### [Exercise text]
Architecture for Humanity - SF
Wednesday, April 28, 2004
D E S I G N :
Sneak Preview Link on AFH’s next competition released this week on archinect forums. OUTREACH intends to build a new network of unique structures around Sub-Saharan Africa, using the crisis of AIDS to spoke off into local community projects such as this one that build greater sustainability while serving as transit hubs for the mobile clinic along the way.
‘Building Goals’
”In many parts of Africa sporting activities, in particular soccer/football, are being incorporated into a variety of programs geared towards helping youth to address a broad range of issues affecting their lives. The "team" approach is especially important if countries are to successfully meet and overcome their current challenges, from poverty to HIV/AIDS, and from malnutrition to educational access.
This summer we are challenging the creative world to design a football facility in Somkhele, Kwa-Zulu Natal, South Africa. This facility will serve as a gathering place for youth between the ages of 9 and 14 including home to the first ever girls football league in the area. the pitch will also act as a tool to disseminate information on HIV/AIDS prevention and treatment; and as a potential service point for a mobile health care clinic.
This facility would be inexpensive and can be built through local labor and/or sustainable materials. This project must include demountable goals, sideline benches and a small changing room. The entire facility should be built for less than $2500.”

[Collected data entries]

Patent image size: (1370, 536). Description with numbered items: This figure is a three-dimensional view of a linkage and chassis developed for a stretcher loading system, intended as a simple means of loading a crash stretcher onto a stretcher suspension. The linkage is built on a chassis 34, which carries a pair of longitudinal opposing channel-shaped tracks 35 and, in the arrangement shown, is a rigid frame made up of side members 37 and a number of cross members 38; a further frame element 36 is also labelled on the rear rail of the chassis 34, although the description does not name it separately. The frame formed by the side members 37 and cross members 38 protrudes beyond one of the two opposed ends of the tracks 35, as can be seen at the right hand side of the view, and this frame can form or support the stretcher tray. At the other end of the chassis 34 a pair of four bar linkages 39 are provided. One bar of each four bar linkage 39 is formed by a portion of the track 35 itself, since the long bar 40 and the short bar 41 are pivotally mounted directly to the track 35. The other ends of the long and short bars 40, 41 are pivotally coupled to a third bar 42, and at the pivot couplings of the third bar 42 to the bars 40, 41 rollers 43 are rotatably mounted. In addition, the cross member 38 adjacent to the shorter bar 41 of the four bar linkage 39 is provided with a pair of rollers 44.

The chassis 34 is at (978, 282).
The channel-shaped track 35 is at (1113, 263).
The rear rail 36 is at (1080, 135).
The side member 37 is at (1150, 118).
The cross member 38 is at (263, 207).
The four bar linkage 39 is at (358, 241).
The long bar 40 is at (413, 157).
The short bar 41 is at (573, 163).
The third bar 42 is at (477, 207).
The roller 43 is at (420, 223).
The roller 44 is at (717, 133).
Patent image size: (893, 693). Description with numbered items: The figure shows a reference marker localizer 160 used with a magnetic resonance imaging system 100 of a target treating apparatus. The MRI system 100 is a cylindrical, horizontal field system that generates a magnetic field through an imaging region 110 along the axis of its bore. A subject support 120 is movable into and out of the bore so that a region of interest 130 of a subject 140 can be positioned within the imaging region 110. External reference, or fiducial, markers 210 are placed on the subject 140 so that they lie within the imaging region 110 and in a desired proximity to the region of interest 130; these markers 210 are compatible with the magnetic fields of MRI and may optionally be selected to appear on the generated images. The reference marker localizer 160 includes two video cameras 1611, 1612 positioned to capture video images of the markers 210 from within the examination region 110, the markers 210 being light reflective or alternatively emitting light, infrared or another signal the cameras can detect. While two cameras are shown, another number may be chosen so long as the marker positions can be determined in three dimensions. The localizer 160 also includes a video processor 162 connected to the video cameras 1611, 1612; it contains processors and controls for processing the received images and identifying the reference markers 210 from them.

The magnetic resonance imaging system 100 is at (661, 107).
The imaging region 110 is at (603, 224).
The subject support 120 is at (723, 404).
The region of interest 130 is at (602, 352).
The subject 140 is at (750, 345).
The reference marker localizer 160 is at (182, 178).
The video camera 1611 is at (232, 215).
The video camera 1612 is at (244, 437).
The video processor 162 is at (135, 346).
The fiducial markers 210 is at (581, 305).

### [Parts of the exercise]
#1 Extract the passage of the Architecture for Humanity post starting with "This summer we" and going on through "health care clinic.".
#2 Answer these from the Architecture for Humanity post:
(a) In what place is the football facility to be designed?
(b) What ages of youth will the facility serve?
(c) What is the most the entire facility may cost?
The listing has no connection to the Architecture for Humanity post.

### [List of solutions]
#1
This summer we are challenging the creative world to design a football facility in Somkhele, Kwa-Zulu Natal, South Africa. This facility will serve as a gathering place for youth between the ages of 9 and 14 including home to the first ever girls football league in the area. the pitch will also act as a tool to disseminate information on HIV/AIDS prevention and treatment; and as a potential service point for a mobile health care clinic.

#2
(a) Somkhele, Kwa-Zulu Natal, South Africa
(b) Between 9 and 14
(c) Less than $2500